* _Task instructions_
Omit the pictures, then reproduce every remaining record exactly.
□ □ □ □ □ □ □
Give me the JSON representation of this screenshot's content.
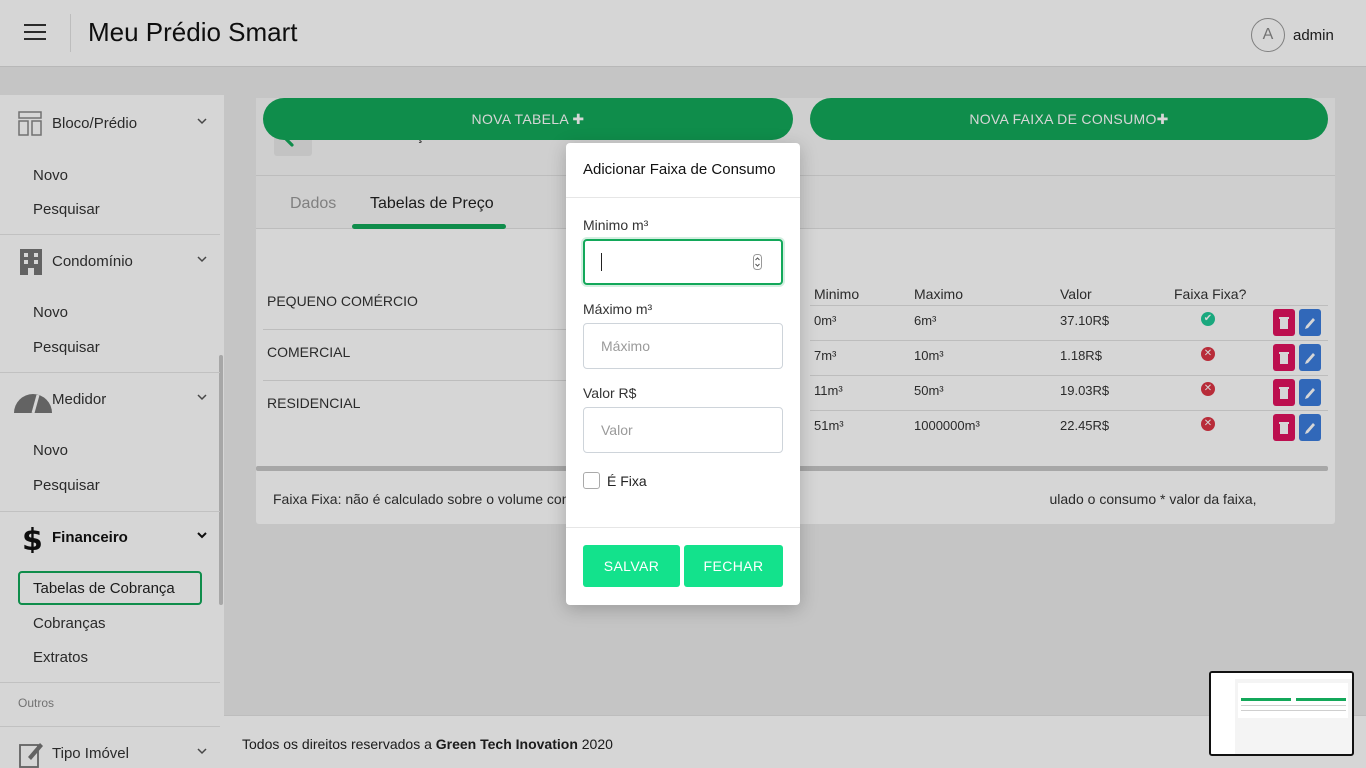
{
  "header": {
    "app_title": "Meu Prédio Smart",
    "avatar_letter": "A",
    "username": "admin"
  },
  "sidebar": {
    "sections": [
      {
        "label": "Bloco/Prédio",
        "items": [
          "Novo",
          "Pesquisar"
        ]
      },
      {
        "label": "Condomínio",
        "items": [
          "Novo",
          "Pesquisar"
        ]
      },
      {
        "label": "Medidor",
        "items": [
          "Novo",
          "Pesquisar"
        ]
      },
      {
        "label": "Financeiro",
        "items": [
          "Tabelas de Cobrança",
          "Cobranças",
          "Extratos"
        ]
      },
      {
        "label": "Tipo Imóvel",
        "items": []
      }
    ],
    "group_label": "Outros"
  },
  "page": {
    "title": "Tabelas de Preços da Concessionária",
    "tabs": [
      "Dados",
      "Tabelas de Preço"
    ],
    "active_tab": "Tabelas de Preço",
    "new_table_button": "NOVA TABELA",
    "new_band_button": "NOVA FAIXA DE CONSUMO",
    "price_tables": [
      "PEQUENO COMÉRCIO",
      "COMERCIAL",
      "RESIDENCIAL"
    ],
    "bands_columns": [
      "Minimo",
      "Maximo",
      "Valor",
      "Faixa Fixa?"
    ],
    "bands": [
      {
        "min": "0m³",
        "max": "6m³",
        "value": "37.10R$",
        "fixed": true
      },
      {
        "min": "7m³",
        "max": "10m³",
        "value": "1.18R$",
        "fixed": false
      },
      {
        "min": "11m³",
        "max": "50m³",
        "value": "19.03R$",
        "fixed": false
      },
      {
        "min": "51m³",
        "max": "1000000m³",
        "value": "22.45R$",
        "fixed": false
      }
    ],
    "note_left": "Faixa Fixa: não é calculado sobre o volume con",
    "note_right": "ulado o consumo * valor da faixa,"
  },
  "footer": {
    "prefix": "Todos os direitos reservados a",
    "company": "Green Tech Inovation",
    "year": "2020"
  },
  "modal": {
    "title": "Adicionar Faixa de Consumo",
    "min_label": "Minimo m³",
    "min_value": "",
    "max_label": "Máximo m³",
    "max_placeholder": "Máximo",
    "value_label": "Valor R$",
    "value_placeholder": "Valor",
    "fixed_label": "É Fixa",
    "fixed_checked": false,
    "save_button": "SALVAR",
    "close_button": "FECHAR"
  },
  "colors": {
    "primary_green": "#13a85a",
    "modal_button": "#13e28c",
    "delete": "#e0135f",
    "edit": "#3b7ddd"
  }
}
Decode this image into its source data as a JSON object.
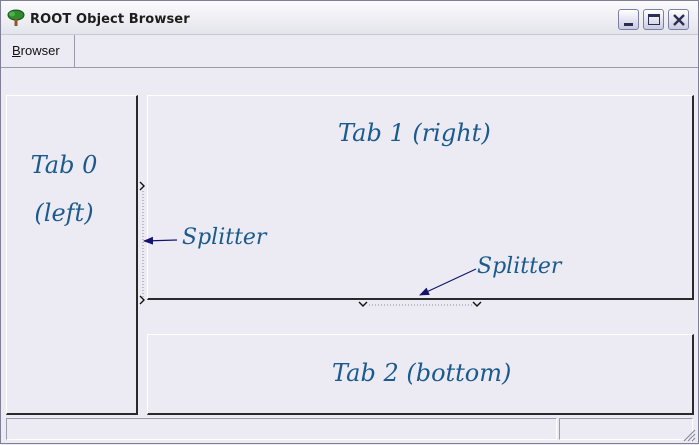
{
  "window": {
    "title": "ROOT Object Browser",
    "app_icon": "tree-icon",
    "controls": [
      "minimize-icon",
      "maximize-icon",
      "close-icon"
    ]
  },
  "menubar": {
    "browser_mnemonic": "B",
    "browser_rest": "rowser"
  },
  "tabs": {
    "left": {
      "line1": "Tab 0",
      "line2": "(left)"
    },
    "right": {
      "label": "Tab 1 (right)"
    },
    "bottom": {
      "label": "Tab 2 (bottom)"
    }
  },
  "annotations": {
    "vertical_splitter": "Splitter",
    "horizontal_splitter": "Splitter"
  },
  "colors": {
    "annotation_blue": "#1b5a8c",
    "arrow_navy": "#14146e",
    "window_bg": "#ecebf3"
  }
}
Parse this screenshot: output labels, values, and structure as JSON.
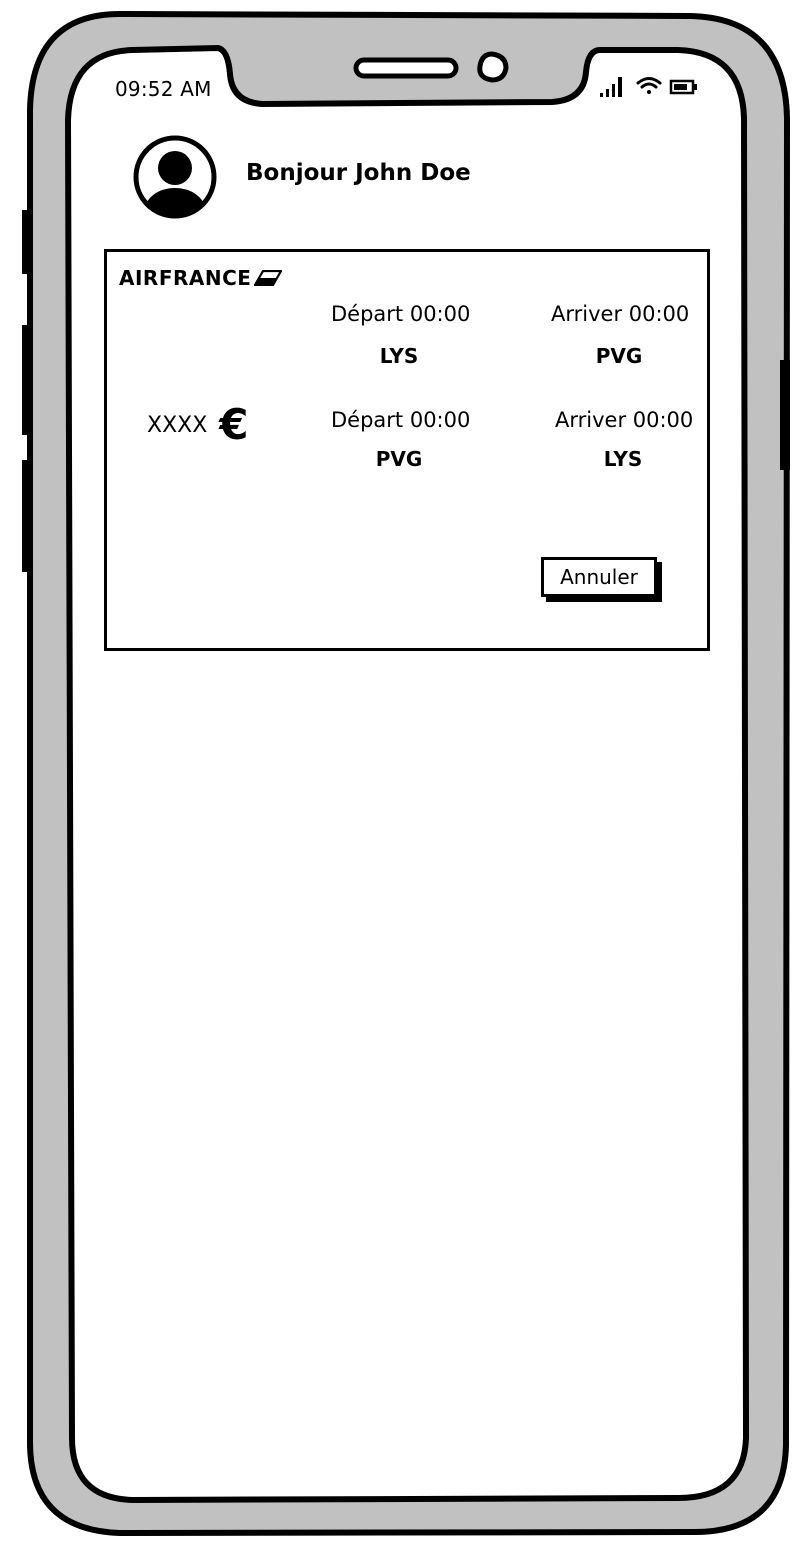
{
  "status_bar": {
    "time": "09:52 AM",
    "icons": [
      "signal-icon",
      "wifi-icon",
      "battery-icon"
    ]
  },
  "header": {
    "greeting": "Bonjour John Doe",
    "avatar_icon": "user-avatar-icon"
  },
  "booking": {
    "airline": "AIRFRANCE",
    "outbound": {
      "departure_label": "Départ 00:00",
      "arrival_label": "Arriver 00:00",
      "from": "LYS",
      "to": "PVG"
    },
    "return": {
      "departure_label": "Départ 00:00",
      "arrival_label": "Arriver 00:00",
      "from": "PVG",
      "to": "LYS"
    },
    "price": "XXXX",
    "currency_symbol": "€",
    "cancel_label": "Annuler"
  }
}
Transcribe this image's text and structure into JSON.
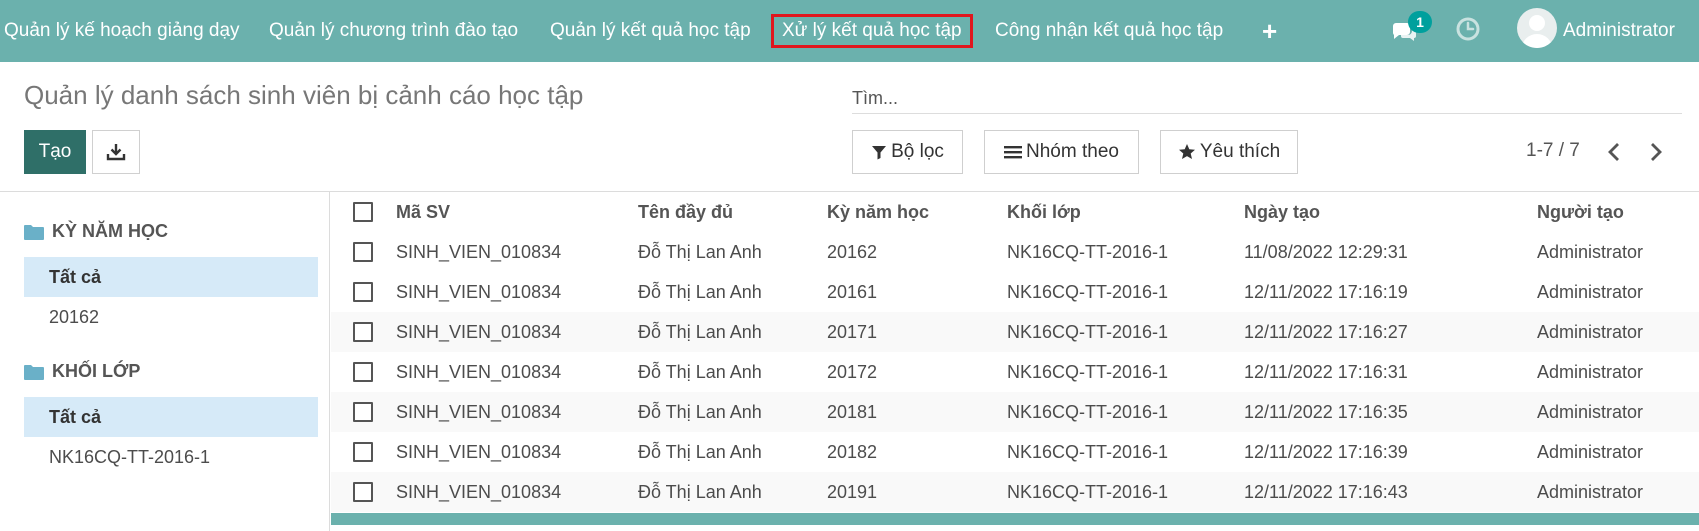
{
  "navbar": {
    "items": [
      {
        "label": "Quản lý kế hoạch giảng dạy"
      },
      {
        "label": "Quản lý chương trình đào tạo"
      },
      {
        "label": "Quản lý kết quả học tập"
      },
      {
        "label": "Xử lý kết quả học tập",
        "active": true
      },
      {
        "label": "Công nhận kết quả học tập"
      }
    ],
    "plus_label": "+",
    "chat_count": "1",
    "user_name": "Administrator",
    "brand_color": "#6bb1ad",
    "highlight_color": "#e0161e"
  },
  "page": {
    "title": "Quản lý danh sách sinh viên bị cảnh cáo học tập",
    "search_placeholder": "Tìm...",
    "create_label": "Tạo",
    "filter_label": "Bộ lọc",
    "group_label": "Nhóm theo",
    "favorite_label": "Yêu thích",
    "pager": "1-7 / 7"
  },
  "sidebar": {
    "sections": [
      {
        "title": "KỲ NĂM HỌC",
        "items": [
          {
            "label": "Tất cả",
            "active": true
          },
          {
            "label": "20162"
          }
        ]
      },
      {
        "title": "KHỐI LỚP",
        "items": [
          {
            "label": "Tất cả",
            "active": true
          },
          {
            "label": "NK16CQ-TT-2016-1"
          }
        ]
      }
    ]
  },
  "table": {
    "columns": [
      "Mã SV",
      "Tên đầy đủ",
      "Kỳ năm học",
      "Khối lớp",
      "Ngày tạo",
      "Người tạo"
    ],
    "rows": [
      {
        "masv": "SINH_VIEN_010834",
        "name": "Đỗ Thị Lan Anh",
        "ky": "20162",
        "khoi": "NK16CQ-TT-2016-1",
        "ngay": "11/08/2022 12:29:31",
        "nguoi": "Administrator"
      },
      {
        "masv": "SINH_VIEN_010834",
        "name": "Đỗ Thị Lan Anh",
        "ky": "20161",
        "khoi": "NK16CQ-TT-2016-1",
        "ngay": "12/11/2022 17:16:19",
        "nguoi": "Administrator"
      },
      {
        "masv": "SINH_VIEN_010834",
        "name": "Đỗ Thị Lan Anh",
        "ky": "20171",
        "khoi": "NK16CQ-TT-2016-1",
        "ngay": "12/11/2022 17:16:27",
        "nguoi": "Administrator"
      },
      {
        "masv": "SINH_VIEN_010834",
        "name": "Đỗ Thị Lan Anh",
        "ky": "20172",
        "khoi": "NK16CQ-TT-2016-1",
        "ngay": "12/11/2022 17:16:31",
        "nguoi": "Administrator"
      },
      {
        "masv": "SINH_VIEN_010834",
        "name": "Đỗ Thị Lan Anh",
        "ky": "20181",
        "khoi": "NK16CQ-TT-2016-1",
        "ngay": "12/11/2022 17:16:35",
        "nguoi": "Administrator"
      },
      {
        "masv": "SINH_VIEN_010834",
        "name": "Đỗ Thị Lan Anh",
        "ky": "20182",
        "khoi": "NK16CQ-TT-2016-1",
        "ngay": "12/11/2022 17:16:39",
        "nguoi": "Administrator"
      },
      {
        "masv": "SINH_VIEN_010834",
        "name": "Đỗ Thị Lan Anh",
        "ky": "20191",
        "khoi": "NK16CQ-TT-2016-1",
        "ngay": "12/11/2022 17:16:43",
        "nguoi": "Administrator"
      }
    ]
  }
}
□ □ □ □ □ □ □
* _Output_
Give me the JSON representation of this screenshot's content.
{
  "header": {
    "app_title": "Meu Prédio Smart",
    "avatar_letter": "A",
    "username": "admin"
  },
  "sidebar": {
    "sections": [
      {
        "label": "Bloco/Prédio",
        "items": [
          "Novo",
          "Pesquisar"
        ]
      },
      {
        "label": "Condomínio",
        "items": [
          "Novo",
          "Pesquisar"
        ]
      },
      {
        "label": "Medidor",
        "items": [
          "Novo",
          "Pesquisar"
        ]
      },
      {
        "label": "Financeiro",
        "items": [
          "Tabelas de Cobrança",
          "Cobranças",
          "Extratos"
        ]
      },
      {
        "label": "Tipo Imóvel",
        "items": []
      }
    ],
    "group_label": "Outros"
  },
  "page": {
    "title": "Tabelas de Preços da Concessionária",
    "tabs": [
      "Dados",
      "Tabelas de Preço"
    ],
    "active_tab": "Tabelas de Preço",
    "new_table_button": "NOVA TABELA",
    "new_band_button": "NOVA FAIXA DE CONSUMO",
    "price_tables": [
      "PEQUENO COMÉRCIO",
      "COMERCIAL",
      "RESIDENCIAL"
    ],
    "bands_columns": [
      "Minimo",
      "Maximo",
      "Valor",
      "Faixa Fixa?"
    ],
    "bands": [
      {
        "min": "0m³",
        "max": "6m³",
        "value": "37.10R$",
        "fixed": true
      },
      {
        "min": "7m³",
        "max": "10m³",
        "value": "1.18R$",
        "fixed": false
      },
      {
        "min": "11m³",
        "max": "50m³",
        "value": "19.03R$",
        "fixed": false
      },
      {
        "min": "51m³",
        "max": "1000000m³",
        "value": "22.45R$",
        "fixed": false
      }
    ],
    "note_left": "Faixa Fixa: não é calculado sobre o volume con",
    "note_right": "ulado o consumo * valor da faixa,"
  },
  "footer": {
    "prefix": "Todos os direitos reservados a",
    "company": "Green Tech Inovation",
    "year": "2020"
  },
  "modal": {
    "title": "Adicionar Faixa de Consumo",
    "min_label": "Minimo m³",
    "min_value": "",
    "max_label": "Máximo m³",
    "max_placeholder": "Máximo",
    "value_label": "Valor R$",
    "value_placeholder": "Valor",
    "fixed_label": "É Fixa",
    "fixed_checked": false,
    "save_button": "SALVAR",
    "close_button": "FECHAR"
  },
  "colors": {
    "primary_green": "#13a85a",
    "modal_button": "#13e28c",
    "delete": "#e0135f",
    "edit": "#3b7ddd"
  }
}
Decode this image into its source data as a JSON object.
{
  "window": {
    "title": "ROOT Object Browser",
    "app_icon": "tree-icon",
    "controls": [
      "minimize-icon",
      "maximize-icon",
      "close-icon"
    ]
  },
  "menubar": {
    "browser_mnemonic": "B",
    "browser_rest": "rowser"
  },
  "tabs": {
    "left": {
      "line1": "Tab 0",
      "line2": "(left)"
    },
    "right": {
      "label": "Tab 1 (right)"
    },
    "bottom": {
      "label": "Tab 2 (bottom)"
    }
  },
  "annotations": {
    "vertical_splitter": "Splitter",
    "horizontal_splitter": "Splitter"
  },
  "colors": {
    "annotation_blue": "#1b5a8c",
    "arrow_navy": "#14146e",
    "window_bg": "#ecebf3"
  }
}
Parse this screenshot: output labels, values, and structure as JSON.
{
  "status_bar": {
    "time": "09:52 AM",
    "icons": [
      "signal-icon",
      "wifi-icon",
      "battery-icon"
    ]
  },
  "header": {
    "greeting": "Bonjour John Doe",
    "avatar_icon": "user-avatar-icon"
  },
  "booking": {
    "airline": "AIRFRANCE",
    "outbound": {
      "departure_label": "Départ 00:00",
      "arrival_label": "Arriver 00:00",
      "from": "LYS",
      "to": "PVG"
    },
    "return": {
      "departure_label": "Départ 00:00",
      "arrival_label": "Arriver 00:00",
      "from": "PVG",
      "to": "LYS"
    },
    "price": "XXXX",
    "currency_symbol": "€",
    "cancel_label": "Annuler"
  }
}
Transcribe this image's text and structure into JSON.
{
  "navbar": {
    "items": [
      {
        "label": "Quản lý kế hoạch giảng dạy"
      },
      {
        "label": "Quản lý chương trình đào tạo"
      },
      {
        "label": "Quản lý kết quả học tập"
      },
      {
        "label": "Xử lý kết quả học tập",
        "active": true
      },
      {
        "label": "Công nhận kết quả học tập"
      }
    ],
    "plus_label": "+",
    "chat_count": "1",
    "user_name": "Administrator",
    "brand_color": "#6bb1ad",
    "highlight_color": "#e0161e"
  },
  "page": {
    "title": "Quản lý danh sách sinh viên bị cảnh cáo học tập",
    "search_placeholder": "Tìm...",
    "create_label": "Tạo",
    "filter_label": "Bộ lọc",
    "group_label": "Nhóm theo",
    "favorite_label": "Yêu thích",
    "pager": "1-7 / 7"
  },
  "sidebar": {
    "sections": [
      {
        "title": "KỲ NĂM HỌC",
        "items": [
          {
            "label": "Tất cả",
            "active": true
          },
          {
            "label": "20162"
          }
        ]
      },
      {
        "title": "KHỐI LỚP",
        "items": [
          {
            "label": "Tất cả",
            "active": true
          },
          {
            "label": "NK16CQ-TT-2016-1"
          }
        ]
      }
    ]
  },
  "table": {
    "columns": [
      "Mã SV",
      "Tên đầy đủ",
      "Kỳ năm học",
      "Khối lớp",
      "Ngày tạo",
      "Người tạo"
    ],
    "rows": [
      {
        "masv": "SINH_VIEN_010834",
        "name": "Đỗ Thị Lan Anh",
        "ky": "20162",
        "khoi": "NK16CQ-TT-2016-1",
        "ngay": "11/08/2022 12:29:31",
        "nguoi": "Administrator"
      },
      {
        "masv": "SINH_VIEN_010834",
        "name": "Đỗ Thị Lan Anh",
        "ky": "20161",
        "khoi": "NK16CQ-TT-2016-1",
        "ngay": "12/11/2022 17:16:19",
        "nguoi": "Administrator"
      },
      {
        "masv": "SINH_VIEN_010834",
        "name": "Đỗ Thị Lan Anh",
        "ky": "20171",
        "khoi": "NK16CQ-TT-2016-1",
        "ngay": "12/11/2022 17:16:27",
        "nguoi": "Administrator"
      },
      {
        "masv": "SINH_VIEN_010834",
        "name": "Đỗ Thị Lan Anh",
        "ky": "20172",
        "khoi": "NK16CQ-TT-2016-1",
        "ngay": "12/11/2022 17:16:31",
        "nguoi": "Administrator"
      },
      {
        "masv": "SINH_VIEN_010834",
        "name": "Đỗ Thị Lan Anh",
        "ky": "20181",
        "khoi": "NK16CQ-TT-2016-1",
        "ngay": "12/11/2022 17:16:35",
        "nguoi": "Administrator"
      },
      {
        "masv": "SINH_VIEN_010834",
        "name": "Đỗ Thị Lan Anh",
        "ky": "20182",
        "khoi": "NK16CQ-TT-2016-1",
        "ngay": "12/11/2022 17:16:39",
        "nguoi": "Administrator"
      },
      {
        "masv": "SINH_VIEN_010834",
        "name": "Đỗ Thị Lan Anh",
        "ky": "20191",
        "khoi": "NK16CQ-TT-2016-1",
        "ngay": "12/11/2022 17:16:43",
        "nguoi": "Administrator"
      }
    ]
  }
}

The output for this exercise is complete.